## AIM OF THE EXERCISE
Can you give all the records again without altering a single character?

## RECORDS FOR PROCESSING
----

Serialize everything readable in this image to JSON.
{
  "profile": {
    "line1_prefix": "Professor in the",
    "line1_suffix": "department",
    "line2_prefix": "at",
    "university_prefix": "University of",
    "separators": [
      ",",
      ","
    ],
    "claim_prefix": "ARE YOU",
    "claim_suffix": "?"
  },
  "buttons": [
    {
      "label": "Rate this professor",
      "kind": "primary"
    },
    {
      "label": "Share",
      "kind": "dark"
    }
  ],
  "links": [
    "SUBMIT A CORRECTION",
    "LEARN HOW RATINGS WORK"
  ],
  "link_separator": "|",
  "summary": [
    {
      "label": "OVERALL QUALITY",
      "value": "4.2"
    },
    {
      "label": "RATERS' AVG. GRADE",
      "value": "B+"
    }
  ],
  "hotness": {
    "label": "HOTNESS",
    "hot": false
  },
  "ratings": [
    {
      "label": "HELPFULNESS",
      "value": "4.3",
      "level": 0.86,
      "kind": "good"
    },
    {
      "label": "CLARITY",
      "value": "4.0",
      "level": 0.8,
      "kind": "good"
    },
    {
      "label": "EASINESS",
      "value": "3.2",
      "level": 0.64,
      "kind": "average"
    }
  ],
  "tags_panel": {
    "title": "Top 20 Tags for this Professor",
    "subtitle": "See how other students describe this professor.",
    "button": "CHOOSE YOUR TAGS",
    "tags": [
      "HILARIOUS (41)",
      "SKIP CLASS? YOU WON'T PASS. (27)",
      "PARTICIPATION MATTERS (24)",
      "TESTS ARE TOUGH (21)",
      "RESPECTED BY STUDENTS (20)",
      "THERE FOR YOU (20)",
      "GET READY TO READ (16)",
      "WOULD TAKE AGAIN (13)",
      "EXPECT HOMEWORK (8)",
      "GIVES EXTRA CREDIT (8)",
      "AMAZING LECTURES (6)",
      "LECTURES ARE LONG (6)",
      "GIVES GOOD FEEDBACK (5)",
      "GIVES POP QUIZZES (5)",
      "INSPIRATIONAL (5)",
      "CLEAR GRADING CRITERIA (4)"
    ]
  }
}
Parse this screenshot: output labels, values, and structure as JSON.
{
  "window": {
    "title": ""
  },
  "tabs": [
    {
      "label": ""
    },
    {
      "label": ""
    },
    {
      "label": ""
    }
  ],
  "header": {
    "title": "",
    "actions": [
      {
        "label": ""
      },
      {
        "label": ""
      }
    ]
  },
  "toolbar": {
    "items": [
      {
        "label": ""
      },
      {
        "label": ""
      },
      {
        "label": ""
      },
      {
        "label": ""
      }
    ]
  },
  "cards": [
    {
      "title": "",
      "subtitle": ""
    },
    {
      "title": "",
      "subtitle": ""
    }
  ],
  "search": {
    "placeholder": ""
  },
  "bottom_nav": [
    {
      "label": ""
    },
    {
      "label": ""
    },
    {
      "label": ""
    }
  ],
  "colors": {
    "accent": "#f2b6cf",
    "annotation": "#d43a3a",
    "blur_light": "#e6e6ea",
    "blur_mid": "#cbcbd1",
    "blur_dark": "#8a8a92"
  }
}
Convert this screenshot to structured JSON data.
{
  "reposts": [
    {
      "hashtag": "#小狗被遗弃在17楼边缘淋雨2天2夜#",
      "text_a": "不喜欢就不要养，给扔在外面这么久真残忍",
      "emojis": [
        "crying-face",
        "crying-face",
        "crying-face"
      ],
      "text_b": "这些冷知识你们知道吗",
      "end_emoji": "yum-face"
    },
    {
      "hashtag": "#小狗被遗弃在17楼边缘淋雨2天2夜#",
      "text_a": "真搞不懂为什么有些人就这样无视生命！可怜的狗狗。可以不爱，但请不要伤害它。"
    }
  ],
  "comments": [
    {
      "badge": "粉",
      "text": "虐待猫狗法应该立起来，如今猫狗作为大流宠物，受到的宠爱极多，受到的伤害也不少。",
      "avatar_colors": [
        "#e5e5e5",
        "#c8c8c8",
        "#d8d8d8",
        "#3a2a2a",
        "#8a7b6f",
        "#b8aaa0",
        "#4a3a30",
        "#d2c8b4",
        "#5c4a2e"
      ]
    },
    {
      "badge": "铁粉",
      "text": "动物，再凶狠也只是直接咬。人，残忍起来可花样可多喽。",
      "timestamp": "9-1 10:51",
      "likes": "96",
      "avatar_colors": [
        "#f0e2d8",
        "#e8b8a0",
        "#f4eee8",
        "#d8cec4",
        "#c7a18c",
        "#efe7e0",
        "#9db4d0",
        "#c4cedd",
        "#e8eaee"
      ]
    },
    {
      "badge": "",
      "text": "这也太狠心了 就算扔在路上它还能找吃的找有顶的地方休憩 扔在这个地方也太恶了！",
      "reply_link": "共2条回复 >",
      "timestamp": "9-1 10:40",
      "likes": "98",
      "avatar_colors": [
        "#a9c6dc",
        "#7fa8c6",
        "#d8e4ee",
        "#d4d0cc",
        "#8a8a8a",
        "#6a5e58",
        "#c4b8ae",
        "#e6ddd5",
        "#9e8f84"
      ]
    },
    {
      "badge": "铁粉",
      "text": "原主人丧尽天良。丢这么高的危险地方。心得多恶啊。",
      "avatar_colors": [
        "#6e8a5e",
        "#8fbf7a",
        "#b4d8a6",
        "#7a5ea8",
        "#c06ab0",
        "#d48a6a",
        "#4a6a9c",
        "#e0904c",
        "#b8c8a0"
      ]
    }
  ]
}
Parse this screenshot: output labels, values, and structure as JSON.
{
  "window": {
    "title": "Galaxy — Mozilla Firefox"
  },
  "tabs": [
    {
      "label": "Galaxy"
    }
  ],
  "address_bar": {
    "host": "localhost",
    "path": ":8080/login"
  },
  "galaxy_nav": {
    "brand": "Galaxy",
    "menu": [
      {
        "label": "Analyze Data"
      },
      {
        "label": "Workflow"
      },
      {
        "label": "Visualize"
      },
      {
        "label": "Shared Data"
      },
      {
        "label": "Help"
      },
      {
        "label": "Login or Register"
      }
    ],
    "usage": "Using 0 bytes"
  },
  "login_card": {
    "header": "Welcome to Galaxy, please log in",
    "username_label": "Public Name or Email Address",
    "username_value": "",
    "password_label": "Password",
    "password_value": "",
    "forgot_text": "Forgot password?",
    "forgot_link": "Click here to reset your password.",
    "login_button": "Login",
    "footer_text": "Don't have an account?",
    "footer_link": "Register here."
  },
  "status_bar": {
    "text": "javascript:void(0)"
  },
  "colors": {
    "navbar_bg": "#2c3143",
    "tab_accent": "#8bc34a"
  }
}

----

## RESULT BELOW
Serialize everything readable in this image to JSON.
{
  "profile": {
    "line1_prefix": "Professor in the",
    "line1_suffix": "department",
    "line2_prefix": "at",
    "university_prefix": "University of",
    "separators": [
      ",",
      ","
    ],
    "claim_prefix": "ARE YOU",
    "claim_suffix": "?"
  },
  "buttons": [
    {
      "label": "Rate this professor",
      "kind": "primary"
    },
    {
      "label": "Share",
      "kind": "dark"
    }
  ],
  "links": [
    "SUBMIT A CORRECTION",
    "LEARN HOW RATINGS WORK"
  ],
  "link_separator": "|",
  "summary": [
    {
      "label": "OVERALL QUALITY",
      "value": "4.2"
    },
    {
      "label": "RATERS' AVG. GRADE",
      "value": "B+"
    }
  ],
  "hotness": {
    "label": "HOTNESS",
    "hot": false
  },
  "ratings": [
    {
      "label": "HELPFULNESS",
      "value": "4.3",
      "level": 0.86,
      "kind": "good"
    },
    {
      "label": "CLARITY",
      "value": "4.0",
      "level": 0.8,
      "kind": "good"
    },
    {
      "label": "EASINESS",
      "value": "3.2",
      "level": 0.64,
      "kind": "average"
    }
  ],
  "tags_panel": {
    "title": "Top 20 Tags for this Professor",
    "subtitle": "See how other students describe this professor.",
    "button": "CHOOSE YOUR TAGS",
    "tags": [
      "HILARIOUS (41)",
      "SKIP CLASS? YOU WON'T PASS. (27)",
      "PARTICIPATION MATTERS (24)",
      "TESTS ARE TOUGH (21)",
      "RESPECTED BY STUDENTS (20)",
      "THERE FOR YOU (20)",
      "GET READY TO READ (16)",
      "WOULD TAKE AGAIN (13)",
      "EXPECT HOMEWORK (8)",
      "GIVES EXTRA CREDIT (8)",
      "AMAZING LECTURES (6)",
      "LECTURES ARE LONG (6)",
      "GIVES GOOD FEEDBACK (5)",
      "GIVES POP QUIZZES (5)",
      "INSPIRATIONAL (5)",
      "CLEAR GRADING CRITERIA (4)"
    ]
  }
}
Parse this screenshot: output labels, values, and structure as JSON.
{
  "window": {
    "title": ""
  },
  "tabs": [
    {
      "label": ""
    },
    {
      "label": ""
    },
    {
      "label": ""
    }
  ],
  "header": {
    "title": "",
    "actions": [
      {
        "label": ""
      },
      {
        "label": ""
      }
    ]
  },
  "toolbar": {
    "items": [
      {
        "label": ""
      },
      {
        "label": ""
      },
      {
        "label": ""
      },
      {
        "label": ""
      }
    ]
  },
  "cards": [
    {
      "title": "",
      "subtitle": ""
    },
    {
      "title": "",
      "subtitle": ""
    }
  ],
  "search": {
    "placeholder": ""
  },
  "bottom_nav": [
    {
      "label": ""
    },
    {
      "label": ""
    },
    {
      "label": ""
    }
  ],
  "colors": {
    "accent": "#f2b6cf",
    "annotation": "#d43a3a",
    "blur_light": "#e6e6ea",
    "blur_mid": "#cbcbd1",
    "blur_dark": "#8a8a92"
  }
}
Convert this screenshot to structured JSON data.
{
  "reposts": [
    {
      "hashtag": "#小狗被遗弃在17楼边缘淋雨2天2夜#",
      "text_a": "不喜欢就不要养，给扔在外面这么久真残忍",
      "emojis": [
        "crying-face",
        "crying-face",
        "crying-face"
      ],
      "text_b": "这些冷知识你们知道吗",
      "end_emoji": "yum-face"
    },
    {
      "hashtag": "#小狗被遗弃在17楼边缘淋雨2天2夜#",
      "text_a": "真搞不懂为什么有些人就这样无视生命！可怜的狗狗。可以不爱，但请不要伤害它。"
    }
  ],
  "comments": [
    {
      "badge": "粉",
      "text": "虐待猫狗法应该立起来，如今猫狗作为大流宠物，受到的宠爱极多，受到的伤害也不少。",
      "avatar_colors": [
        "#e5e5e5",
        "#c8c8c8",
        "#d8d8d8",
        "#3a2a2a",
        "#8a7b6f",
        "#b8aaa0",
        "#4a3a30",
        "#d2c8b4",
        "#5c4a2e"
      ]
    },
    {
      "badge": "铁粉",
      "text": "动物，再凶狠也只是直接咬。人，残忍起来可花样可多喽。",
      "timestamp": "9-1 10:51",
      "likes": "96",
      "avatar_colors": [
        "#f0e2d8",
        "#e8b8a0",
        "#f4eee8",
        "#d8cec4",
        "#c7a18c",
        "#efe7e0",
        "#9db4d0",
        "#c4cedd",
        "#e8eaee"
      ]
    },
    {
      "badge": "",
      "text": "这也太狠心了 就算扔在路上它还能找吃的找有顶的地方休憩 扔在这个地方也太恶了！",
      "reply_link": "共2条回复 >",
      "timestamp": "9-1 10:40",
      "likes": "98",
      "avatar_colors": [
        "#a9c6dc",
        "#7fa8c6",
        "#d8e4ee",
        "#d4d0cc",
        "#8a8a8a",
        "#6a5e58",
        "#c4b8ae",
        "#e6ddd5",
        "#9e8f84"
      ]
    },
    {
      "badge": "铁粉",
      "text": "原主人丧尽天良。丢这么高的危险地方。心得多恶啊。",
      "avatar_colors": [
        "#6e8a5e",
        "#8fbf7a",
        "#b4d8a6",
        "#7a5ea8",
        "#c06ab0",
        "#d48a6a",
        "#4a6a9c",
        "#e0904c",
        "#b8c8a0"
      ]
    }
  ]
}
Parse this screenshot: output labels, values, and structure as JSON.
{
  "window": {
    "title": "Galaxy — Mozilla Firefox"
  },
  "tabs": [
    {
      "label": "Galaxy"
    }
  ],
  "address_bar": {
    "host": "localhost",
    "path": ":8080/login"
  },
  "galaxy_nav": {
    "brand": "Galaxy",
    "menu": [
      {
        "label": "Analyze Data"
      },
      {
        "label": "Workflow"
      },
      {
        "label": "Visualize"
      },
      {
        "label": "Shared Data"
      },
      {
        "label": "Help"
      },
      {
        "label": "Login or Register"
      }
    ],
    "usage": "Using 0 bytes"
  },
  "login_card": {
    "header": "Welcome to Galaxy, please log in",
    "username_label": "Public Name or Email Address",
    "username_value": "",
    "password_label": "Password",
    "password_value": "",
    "forgot_text": "Forgot password?",
    "forgot_link": "Click here to reset your password.",
    "login_button": "Login",
    "footer_text": "Don't have an account?",
    "footer_link": "Register here."
  },
  "status_bar": {
    "text": "javascript:void(0)"
  },
  "colors": {
    "navbar_bg": "#2c3143",
    "tab_accent": "#8bc34a"
  }
}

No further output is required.